> **Set problem**:
Can you arrange the records, starting at the line that contains "What elements are" and ending at the line that contains "demand-bar (1468, 326, 1480, 437)", as a JSON list of strings with one string per line and blank lines skipped?

> **Provided material**:

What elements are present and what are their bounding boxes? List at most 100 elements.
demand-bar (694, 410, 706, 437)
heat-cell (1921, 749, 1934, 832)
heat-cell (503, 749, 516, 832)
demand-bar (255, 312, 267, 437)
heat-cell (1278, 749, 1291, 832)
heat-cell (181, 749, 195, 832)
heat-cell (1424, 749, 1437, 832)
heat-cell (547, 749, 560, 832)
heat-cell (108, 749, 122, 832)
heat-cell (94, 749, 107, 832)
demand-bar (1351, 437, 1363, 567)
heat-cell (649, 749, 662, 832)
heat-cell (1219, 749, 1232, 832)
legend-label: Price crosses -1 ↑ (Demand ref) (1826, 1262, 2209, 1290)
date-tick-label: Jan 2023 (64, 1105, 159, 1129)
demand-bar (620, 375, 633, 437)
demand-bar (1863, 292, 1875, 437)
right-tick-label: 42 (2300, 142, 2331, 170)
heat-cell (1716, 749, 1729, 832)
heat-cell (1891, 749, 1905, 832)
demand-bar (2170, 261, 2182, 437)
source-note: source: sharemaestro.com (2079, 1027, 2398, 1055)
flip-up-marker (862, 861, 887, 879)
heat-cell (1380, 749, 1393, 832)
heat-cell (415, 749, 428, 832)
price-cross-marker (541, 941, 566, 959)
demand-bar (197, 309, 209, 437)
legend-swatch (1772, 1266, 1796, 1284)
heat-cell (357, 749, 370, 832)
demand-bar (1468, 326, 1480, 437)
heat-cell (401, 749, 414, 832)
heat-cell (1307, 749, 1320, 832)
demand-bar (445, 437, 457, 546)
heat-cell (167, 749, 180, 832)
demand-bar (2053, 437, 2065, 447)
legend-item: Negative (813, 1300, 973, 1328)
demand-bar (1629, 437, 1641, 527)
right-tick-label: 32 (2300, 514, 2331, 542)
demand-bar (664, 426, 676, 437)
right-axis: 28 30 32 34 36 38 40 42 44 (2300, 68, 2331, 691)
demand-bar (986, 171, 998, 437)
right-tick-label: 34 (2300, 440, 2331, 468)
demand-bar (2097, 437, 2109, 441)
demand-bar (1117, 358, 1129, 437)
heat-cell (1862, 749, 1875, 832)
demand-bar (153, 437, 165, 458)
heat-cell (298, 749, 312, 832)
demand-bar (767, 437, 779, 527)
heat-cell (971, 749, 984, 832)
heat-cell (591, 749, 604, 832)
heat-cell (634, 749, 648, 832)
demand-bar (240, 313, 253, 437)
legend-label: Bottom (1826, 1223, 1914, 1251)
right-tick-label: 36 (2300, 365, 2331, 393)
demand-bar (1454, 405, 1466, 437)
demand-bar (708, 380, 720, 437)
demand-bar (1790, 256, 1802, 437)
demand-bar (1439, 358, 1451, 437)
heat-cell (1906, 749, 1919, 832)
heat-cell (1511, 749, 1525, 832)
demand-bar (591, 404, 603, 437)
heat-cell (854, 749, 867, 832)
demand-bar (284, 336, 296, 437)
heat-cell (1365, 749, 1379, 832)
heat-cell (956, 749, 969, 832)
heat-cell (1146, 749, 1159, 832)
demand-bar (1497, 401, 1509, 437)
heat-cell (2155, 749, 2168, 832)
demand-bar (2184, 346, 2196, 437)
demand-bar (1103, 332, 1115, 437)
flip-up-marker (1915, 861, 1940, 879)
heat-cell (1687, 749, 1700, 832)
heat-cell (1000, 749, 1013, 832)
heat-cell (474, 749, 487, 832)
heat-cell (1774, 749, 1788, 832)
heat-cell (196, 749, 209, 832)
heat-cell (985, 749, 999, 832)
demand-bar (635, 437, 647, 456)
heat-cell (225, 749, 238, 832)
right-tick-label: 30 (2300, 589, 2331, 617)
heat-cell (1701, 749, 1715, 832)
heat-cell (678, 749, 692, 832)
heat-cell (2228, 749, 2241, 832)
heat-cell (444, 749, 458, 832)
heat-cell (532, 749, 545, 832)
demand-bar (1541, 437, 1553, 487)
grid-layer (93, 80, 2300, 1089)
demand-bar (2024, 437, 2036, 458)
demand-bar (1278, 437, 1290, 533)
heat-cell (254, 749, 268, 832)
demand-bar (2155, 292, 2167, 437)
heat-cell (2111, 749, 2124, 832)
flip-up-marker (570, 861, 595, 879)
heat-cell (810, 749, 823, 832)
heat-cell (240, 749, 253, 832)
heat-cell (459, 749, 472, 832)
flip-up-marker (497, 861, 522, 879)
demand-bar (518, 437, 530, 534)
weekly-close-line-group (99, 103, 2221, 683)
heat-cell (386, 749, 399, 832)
---
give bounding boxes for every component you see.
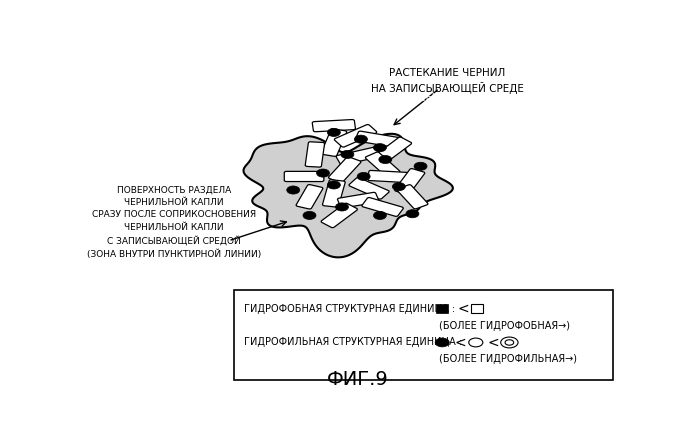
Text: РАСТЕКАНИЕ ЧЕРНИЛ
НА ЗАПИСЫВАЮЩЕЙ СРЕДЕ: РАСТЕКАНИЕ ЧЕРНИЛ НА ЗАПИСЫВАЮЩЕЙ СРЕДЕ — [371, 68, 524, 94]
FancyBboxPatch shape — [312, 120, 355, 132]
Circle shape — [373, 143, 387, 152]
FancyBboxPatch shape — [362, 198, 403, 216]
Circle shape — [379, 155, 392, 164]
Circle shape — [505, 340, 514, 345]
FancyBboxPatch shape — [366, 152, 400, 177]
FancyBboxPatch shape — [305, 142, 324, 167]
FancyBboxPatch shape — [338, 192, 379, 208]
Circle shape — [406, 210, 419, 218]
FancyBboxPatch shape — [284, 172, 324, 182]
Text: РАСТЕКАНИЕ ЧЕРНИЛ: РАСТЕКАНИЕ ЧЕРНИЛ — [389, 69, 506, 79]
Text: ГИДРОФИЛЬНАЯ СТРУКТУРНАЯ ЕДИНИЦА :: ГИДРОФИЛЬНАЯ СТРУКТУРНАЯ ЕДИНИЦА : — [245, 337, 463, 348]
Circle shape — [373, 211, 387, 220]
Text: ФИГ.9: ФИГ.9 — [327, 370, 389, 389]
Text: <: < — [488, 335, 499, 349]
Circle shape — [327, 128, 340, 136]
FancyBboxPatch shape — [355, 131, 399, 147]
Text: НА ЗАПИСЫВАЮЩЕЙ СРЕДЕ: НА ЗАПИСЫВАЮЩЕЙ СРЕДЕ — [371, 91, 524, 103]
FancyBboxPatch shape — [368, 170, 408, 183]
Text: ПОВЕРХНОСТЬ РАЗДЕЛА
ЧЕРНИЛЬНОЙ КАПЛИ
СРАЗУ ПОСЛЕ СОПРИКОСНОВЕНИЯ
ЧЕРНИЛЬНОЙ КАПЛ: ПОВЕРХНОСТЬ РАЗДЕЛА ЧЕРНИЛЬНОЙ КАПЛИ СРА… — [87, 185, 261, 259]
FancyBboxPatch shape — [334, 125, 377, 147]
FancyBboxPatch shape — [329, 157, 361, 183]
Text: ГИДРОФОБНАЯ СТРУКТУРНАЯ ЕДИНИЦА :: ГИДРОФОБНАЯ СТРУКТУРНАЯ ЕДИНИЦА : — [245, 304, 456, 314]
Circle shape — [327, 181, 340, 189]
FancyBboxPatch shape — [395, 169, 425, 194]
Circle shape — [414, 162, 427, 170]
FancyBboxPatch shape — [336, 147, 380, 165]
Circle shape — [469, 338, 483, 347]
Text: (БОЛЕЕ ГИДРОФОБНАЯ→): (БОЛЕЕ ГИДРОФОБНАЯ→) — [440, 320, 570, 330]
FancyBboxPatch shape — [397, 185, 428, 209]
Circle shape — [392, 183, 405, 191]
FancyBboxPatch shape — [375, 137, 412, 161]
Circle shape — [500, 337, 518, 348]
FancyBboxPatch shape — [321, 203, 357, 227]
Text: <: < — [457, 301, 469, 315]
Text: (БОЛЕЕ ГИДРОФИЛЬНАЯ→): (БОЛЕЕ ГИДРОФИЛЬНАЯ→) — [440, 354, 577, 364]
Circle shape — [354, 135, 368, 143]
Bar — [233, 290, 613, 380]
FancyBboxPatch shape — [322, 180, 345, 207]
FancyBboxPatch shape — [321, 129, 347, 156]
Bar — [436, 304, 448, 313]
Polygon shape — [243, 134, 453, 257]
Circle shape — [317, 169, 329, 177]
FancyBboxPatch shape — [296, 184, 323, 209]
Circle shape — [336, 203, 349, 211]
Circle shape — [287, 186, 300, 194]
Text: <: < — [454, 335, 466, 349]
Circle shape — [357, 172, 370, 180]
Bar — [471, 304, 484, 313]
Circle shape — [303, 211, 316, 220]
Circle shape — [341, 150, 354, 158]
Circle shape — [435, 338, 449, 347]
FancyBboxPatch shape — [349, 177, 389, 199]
* * *
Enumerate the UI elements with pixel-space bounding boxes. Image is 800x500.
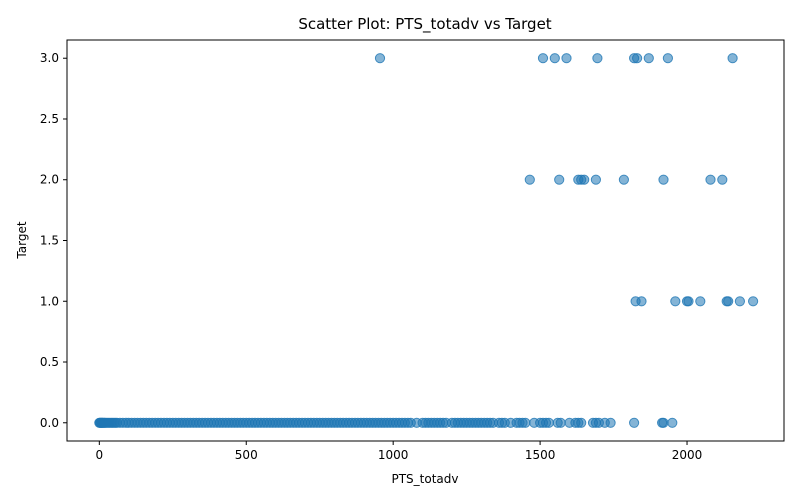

> **Correct output**:
[
  "What elements are present and what are their bounding boxes? List at most 100 elements.",
  "demand-bar (694, 410, 706, 437)",
  "heat-cell (1921, 749, 1934, 832)",
  "heat-cell (503, 749, 516, 832)",
  "demand-bar (255, 312, 267, 437)",
  "heat-cell (1278, 749, 1291, 832)",
  "heat-cell (181, 749, 195, 832)",
  "heat-cell (1424, 749, 1437, 832)",
  "heat-cell (547, 749, 560, 832)",
  "heat-cell (108, 749, 122, 832)",
  "heat-cell (94, 749, 107, 832)",
  "demand-bar (1351, 437, 1363, 567)",
  "heat-cell (649, 749, 662, 832)",
  "heat-cell (1219, 749, 1232, 832)",
  "legend-label: Price crosses -1 ↑ (Demand ref) (1826, 1262, 2209, 1290)",
  "date-tick-label: Jan 2023 (64, 1105, 159, 1129)",
  "demand-bar (620, 375, 633, 437)",
  "demand-bar (1863, 292, 1875, 437)",
  "right-tick-label: 42 (2300, 142, 2331, 170)",
  "heat-cell (1716, 749, 1729, 832)",
  "heat-cell (1891, 749, 1905, 832)",
  "demand-bar (2170, 261, 2182, 437)",
  "source-note: source: sharemaestro.com (2079, 1027, 2398, 1055)",
  "flip-up-marker (862, 861, 887, 879)",
  "heat-cell (1380, 749, 1393, 832)",
  "heat-cell (415, 749, 428, 832)",
  "price-cross-marker (541, 941, 566, 959)",
  "demand-bar (197, 309, 209, 437)",
  "legend-swatch (1772, 1266, 1796, 1284)",
  "heat-cell (357, 749, 370, 832)",
  "demand-bar (1468, 326, 1480, 437)"
]